● **WRITTEN INSTRUCTION**
Please quote the material exactly, every line of it.
═══ DATASET EXCERPTS ═══
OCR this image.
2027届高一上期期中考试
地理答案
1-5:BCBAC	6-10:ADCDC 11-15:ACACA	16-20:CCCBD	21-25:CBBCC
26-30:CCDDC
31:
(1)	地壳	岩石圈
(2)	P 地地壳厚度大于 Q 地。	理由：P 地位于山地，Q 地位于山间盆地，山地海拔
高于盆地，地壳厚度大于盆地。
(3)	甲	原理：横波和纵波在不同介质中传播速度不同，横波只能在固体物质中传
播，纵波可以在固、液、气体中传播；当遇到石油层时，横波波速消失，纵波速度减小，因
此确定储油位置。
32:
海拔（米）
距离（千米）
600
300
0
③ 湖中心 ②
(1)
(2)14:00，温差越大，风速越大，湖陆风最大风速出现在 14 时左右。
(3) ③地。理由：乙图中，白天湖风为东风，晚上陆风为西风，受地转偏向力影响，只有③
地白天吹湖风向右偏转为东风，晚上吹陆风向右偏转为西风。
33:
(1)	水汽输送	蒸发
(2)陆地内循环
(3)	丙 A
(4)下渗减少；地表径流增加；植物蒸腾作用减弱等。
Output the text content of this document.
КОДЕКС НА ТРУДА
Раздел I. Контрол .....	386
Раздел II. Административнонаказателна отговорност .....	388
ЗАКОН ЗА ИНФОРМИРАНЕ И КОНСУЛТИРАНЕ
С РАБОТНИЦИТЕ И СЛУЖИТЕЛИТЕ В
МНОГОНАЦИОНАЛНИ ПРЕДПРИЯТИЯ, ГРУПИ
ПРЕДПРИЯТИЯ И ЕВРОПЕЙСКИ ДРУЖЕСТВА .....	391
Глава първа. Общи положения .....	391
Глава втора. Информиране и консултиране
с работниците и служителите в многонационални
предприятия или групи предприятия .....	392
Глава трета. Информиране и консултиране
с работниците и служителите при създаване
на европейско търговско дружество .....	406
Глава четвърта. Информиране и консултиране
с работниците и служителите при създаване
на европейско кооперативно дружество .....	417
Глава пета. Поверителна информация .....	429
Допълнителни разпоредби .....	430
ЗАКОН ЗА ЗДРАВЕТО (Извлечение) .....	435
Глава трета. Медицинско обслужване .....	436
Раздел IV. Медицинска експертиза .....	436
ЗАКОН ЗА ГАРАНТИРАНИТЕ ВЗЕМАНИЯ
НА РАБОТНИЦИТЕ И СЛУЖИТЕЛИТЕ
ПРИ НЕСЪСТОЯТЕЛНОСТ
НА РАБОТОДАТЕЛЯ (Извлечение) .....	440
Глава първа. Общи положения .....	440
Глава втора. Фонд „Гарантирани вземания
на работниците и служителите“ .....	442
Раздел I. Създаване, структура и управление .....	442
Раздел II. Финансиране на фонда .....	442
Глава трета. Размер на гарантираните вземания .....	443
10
═══
● **FULL SOLUTION**
OCR this image.
2027届高一上期期中考试
地理答案
1-5:BCBAC	6-10:ADCDC 11-15:ACACA	16-20:CCCBD	21-25:CBBCC
26-30:CCDDC
31:
(1)	地壳	岩石圈
(2)	P 地地壳厚度大于 Q 地。	理由：P 地位于山地，Q 地位于山间盆地，山地海拔
高于盆地，地壳厚度大于盆地。
(3)	甲	原理：横波和纵波在不同介质中传播速度不同，横波只能在固体物质中传
播，纵波可以在固、液、气体中传播；当遇到石油层时，横波波速消失，纵波速度减小，因
此确定储油位置。
32:
海拔（米）
距离（千米）
600
300
0
③ 湖中心 ②
(1)
(2)14:00，温差越大，风速越大，湖陆风最大风速出现在 14 时左右。
(3) ③地。理由：乙图中，白天湖风为东风，晚上陆风为西风，受地转偏向力影响，只有③
地白天吹湖风向右偏转为东风，晚上吹陆风向右偏转为西风。
33:
(1)	水汽输送	蒸发
(2)陆地内循环
(3)	丙 A
(4)下渗减少；地表径流增加；植物蒸腾作用减弱等。
Output the text content of this document.
КОДЕКС НА ТРУДА
Раздел I. Контрол .....	386
Раздел II. Административнонаказателна отговорност .....	388
ЗАКОН ЗА ИНФОРМИРАНЕ И КОНСУЛТИРАНЕ
С РАБОТНИЦИТЕ И СЛУЖИТЕЛИТЕ В
МНОГОНАЦИОНАЛНИ ПРЕДПРИЯТИЯ, ГРУПИ
ПРЕДПРИЯТИЯ И ЕВРОПЕЙСКИ ДРУЖЕСТВА .....	391
Глава първа. Общи положения .....	391
Глава втора. Информиране и консултиране
с работниците и служителите в многонационални
предприятия или групи предприятия .....	392
Глава трета. Информиране и консултиране
с работниците и служителите при създаване
на европейско търговско дружество .....	406
Глава четвърта. Информиране и консултиране
с работниците и служителите при създаване
на европейско кооперативно дружество .....	417
Глава пета. Поверителна информация .....	429
Допълнителни разпоредби .....	430
ЗАКОН ЗА ЗДРАВЕТО (Извлечение) .....	435
Глава трета. Медицинско обслужване .....	436
Раздел IV. Медицинска експертиза .....	436
ЗАКОН ЗА ГАРАНТИРАНИТЕ ВЗЕМАНИЯ
НА РАБОТНИЦИТЕ И СЛУЖИТЕЛИТЕ
ПРИ НЕСЪСТОЯТЕЛНОСТ
НА РАБОТОДАТЕЛЯ (Извлечение) .....	440
Глава първа. Общи положения .....	440
Глава втора. Фонд „Гарантирани вземания
на работниците и служителите“ .....	442
Раздел I. Създаване, структура и управление .....	442
Раздел II. Финансиране на фонда .....	442
Глава трета. Размер на гарантираните вземания .....	443
10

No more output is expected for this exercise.